WORK TO BE COMPLETED. Copy every line from the data below in which the string "danh" can be found.

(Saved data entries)
______________________________

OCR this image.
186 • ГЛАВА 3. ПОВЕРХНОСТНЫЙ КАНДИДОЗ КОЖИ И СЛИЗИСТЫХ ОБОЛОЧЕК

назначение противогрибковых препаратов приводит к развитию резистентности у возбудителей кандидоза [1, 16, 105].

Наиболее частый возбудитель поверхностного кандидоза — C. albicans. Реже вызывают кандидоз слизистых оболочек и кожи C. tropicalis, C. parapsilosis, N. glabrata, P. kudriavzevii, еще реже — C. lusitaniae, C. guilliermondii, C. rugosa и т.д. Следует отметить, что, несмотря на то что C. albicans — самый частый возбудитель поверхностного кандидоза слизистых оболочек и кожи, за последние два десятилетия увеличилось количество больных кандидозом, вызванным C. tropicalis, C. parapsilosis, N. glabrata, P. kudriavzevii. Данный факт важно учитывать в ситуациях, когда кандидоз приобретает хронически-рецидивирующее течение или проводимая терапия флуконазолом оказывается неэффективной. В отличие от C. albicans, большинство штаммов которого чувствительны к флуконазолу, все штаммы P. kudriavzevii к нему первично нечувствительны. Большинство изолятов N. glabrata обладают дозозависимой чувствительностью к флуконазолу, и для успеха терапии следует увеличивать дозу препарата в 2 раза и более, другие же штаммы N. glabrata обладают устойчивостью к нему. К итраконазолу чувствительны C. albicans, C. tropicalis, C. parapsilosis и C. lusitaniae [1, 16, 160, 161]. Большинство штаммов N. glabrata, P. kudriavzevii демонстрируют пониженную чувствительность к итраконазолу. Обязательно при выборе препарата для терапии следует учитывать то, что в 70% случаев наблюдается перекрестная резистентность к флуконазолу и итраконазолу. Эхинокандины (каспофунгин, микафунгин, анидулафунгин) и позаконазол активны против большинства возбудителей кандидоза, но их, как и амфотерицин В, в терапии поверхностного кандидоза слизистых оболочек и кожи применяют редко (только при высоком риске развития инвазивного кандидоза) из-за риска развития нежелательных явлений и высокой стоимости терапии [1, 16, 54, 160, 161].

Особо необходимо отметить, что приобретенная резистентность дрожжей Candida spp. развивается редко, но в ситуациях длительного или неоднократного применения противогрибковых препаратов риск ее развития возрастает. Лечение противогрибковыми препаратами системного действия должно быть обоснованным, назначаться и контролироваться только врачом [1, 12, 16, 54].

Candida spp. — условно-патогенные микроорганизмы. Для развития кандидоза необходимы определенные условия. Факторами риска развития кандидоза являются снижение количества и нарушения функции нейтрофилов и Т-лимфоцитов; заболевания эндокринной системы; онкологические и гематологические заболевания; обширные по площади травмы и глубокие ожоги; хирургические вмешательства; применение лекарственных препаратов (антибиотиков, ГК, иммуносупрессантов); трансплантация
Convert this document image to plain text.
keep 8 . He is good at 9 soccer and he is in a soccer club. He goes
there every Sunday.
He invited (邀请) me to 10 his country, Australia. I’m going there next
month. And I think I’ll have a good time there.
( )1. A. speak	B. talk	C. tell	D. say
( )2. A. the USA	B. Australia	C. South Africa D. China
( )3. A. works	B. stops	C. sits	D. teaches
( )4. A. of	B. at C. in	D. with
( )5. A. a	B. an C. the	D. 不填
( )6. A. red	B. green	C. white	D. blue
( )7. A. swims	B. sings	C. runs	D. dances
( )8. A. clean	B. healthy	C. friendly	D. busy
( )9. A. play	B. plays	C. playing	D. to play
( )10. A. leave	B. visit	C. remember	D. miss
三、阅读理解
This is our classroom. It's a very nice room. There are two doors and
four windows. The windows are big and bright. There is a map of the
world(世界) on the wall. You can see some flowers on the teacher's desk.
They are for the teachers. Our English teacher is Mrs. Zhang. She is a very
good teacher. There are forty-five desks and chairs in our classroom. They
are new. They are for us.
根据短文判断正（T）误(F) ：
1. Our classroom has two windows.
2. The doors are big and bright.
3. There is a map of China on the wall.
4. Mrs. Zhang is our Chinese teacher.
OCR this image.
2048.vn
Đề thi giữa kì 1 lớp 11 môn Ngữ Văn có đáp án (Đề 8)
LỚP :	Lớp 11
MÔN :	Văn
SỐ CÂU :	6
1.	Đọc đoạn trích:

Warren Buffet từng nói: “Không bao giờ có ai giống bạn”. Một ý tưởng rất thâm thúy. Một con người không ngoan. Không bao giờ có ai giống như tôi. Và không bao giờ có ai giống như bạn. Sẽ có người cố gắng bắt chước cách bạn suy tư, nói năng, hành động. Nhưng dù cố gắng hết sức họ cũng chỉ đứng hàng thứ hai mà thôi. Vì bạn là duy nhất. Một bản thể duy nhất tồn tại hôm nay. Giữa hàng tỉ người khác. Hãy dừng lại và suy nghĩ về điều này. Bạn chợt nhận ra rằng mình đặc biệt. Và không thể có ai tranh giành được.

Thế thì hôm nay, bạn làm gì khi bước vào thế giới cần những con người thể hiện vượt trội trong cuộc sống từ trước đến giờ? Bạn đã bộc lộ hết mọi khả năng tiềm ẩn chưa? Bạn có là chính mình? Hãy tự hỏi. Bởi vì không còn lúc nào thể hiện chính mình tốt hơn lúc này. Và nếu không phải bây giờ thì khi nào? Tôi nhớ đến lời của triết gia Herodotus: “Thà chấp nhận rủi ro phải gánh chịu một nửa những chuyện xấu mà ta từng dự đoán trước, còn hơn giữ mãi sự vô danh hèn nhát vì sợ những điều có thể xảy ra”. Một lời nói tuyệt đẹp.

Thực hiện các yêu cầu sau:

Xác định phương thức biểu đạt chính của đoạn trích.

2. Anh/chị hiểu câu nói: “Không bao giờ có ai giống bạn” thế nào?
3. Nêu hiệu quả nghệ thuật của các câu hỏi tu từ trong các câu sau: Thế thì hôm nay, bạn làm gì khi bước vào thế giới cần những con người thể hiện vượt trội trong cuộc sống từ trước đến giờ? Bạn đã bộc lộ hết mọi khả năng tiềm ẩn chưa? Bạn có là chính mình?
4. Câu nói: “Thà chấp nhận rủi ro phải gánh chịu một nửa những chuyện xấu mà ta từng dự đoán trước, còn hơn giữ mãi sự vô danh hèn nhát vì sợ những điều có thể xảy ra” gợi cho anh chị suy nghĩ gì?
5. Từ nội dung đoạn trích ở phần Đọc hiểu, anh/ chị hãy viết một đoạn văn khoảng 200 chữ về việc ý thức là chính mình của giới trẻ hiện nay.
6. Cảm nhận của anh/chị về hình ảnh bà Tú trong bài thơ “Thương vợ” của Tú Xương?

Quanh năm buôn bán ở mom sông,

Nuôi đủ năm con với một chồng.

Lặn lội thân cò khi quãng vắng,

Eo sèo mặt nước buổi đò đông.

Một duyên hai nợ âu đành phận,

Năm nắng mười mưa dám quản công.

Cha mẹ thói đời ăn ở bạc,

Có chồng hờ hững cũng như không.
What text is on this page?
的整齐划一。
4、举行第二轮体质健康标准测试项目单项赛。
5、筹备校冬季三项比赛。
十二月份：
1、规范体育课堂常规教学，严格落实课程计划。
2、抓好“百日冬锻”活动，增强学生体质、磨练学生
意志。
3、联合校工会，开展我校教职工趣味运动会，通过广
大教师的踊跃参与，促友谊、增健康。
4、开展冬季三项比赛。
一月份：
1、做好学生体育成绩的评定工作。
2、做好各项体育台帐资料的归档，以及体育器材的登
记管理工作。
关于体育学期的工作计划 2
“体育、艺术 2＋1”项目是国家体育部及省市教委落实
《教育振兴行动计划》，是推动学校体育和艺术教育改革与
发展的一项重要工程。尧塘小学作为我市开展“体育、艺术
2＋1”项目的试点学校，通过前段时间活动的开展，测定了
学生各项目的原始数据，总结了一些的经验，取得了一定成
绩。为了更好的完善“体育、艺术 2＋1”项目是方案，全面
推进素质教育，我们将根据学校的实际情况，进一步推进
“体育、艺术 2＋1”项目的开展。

______________________________

SOLUTION FOR THIS PROBLEM.
Thế thì hôm nay, bạn làm gì khi bước vào thế giới cần những con người thể hiện vượt trội trong cuộc sống từ trước đến giờ? Bạn đã bộc lộ hết mọi khả năng tiềm ẩn chưa? Bạn có là chính mình? Hãy tự hỏi. Bởi vì không còn lúc nào thể hiện chính mình tốt hơn lúc này. Và nếu không phải bây giờ thì khi nào? Tôi nhớ đến lời của triết gia Herodotus: “Thà chấp nhận rủi ro phải gánh chịu một nửa những chuyện xấu mà ta từng dự đoán trước, còn hơn giữ mãi sự vô danh hèn nhát vì sợ những điều có thể xảy ra”. Một lời nói tuyệt đẹp.
4. Câu nói: “Thà chấp nhận rủi ro phải gánh chịu một nửa những chuyện xấu mà ta từng dự đoán trước, còn hơn giữ mãi sự vô danh hèn nhát vì sợ những điều có thể xảy ra” gợi cho anh chị suy nghĩ gì?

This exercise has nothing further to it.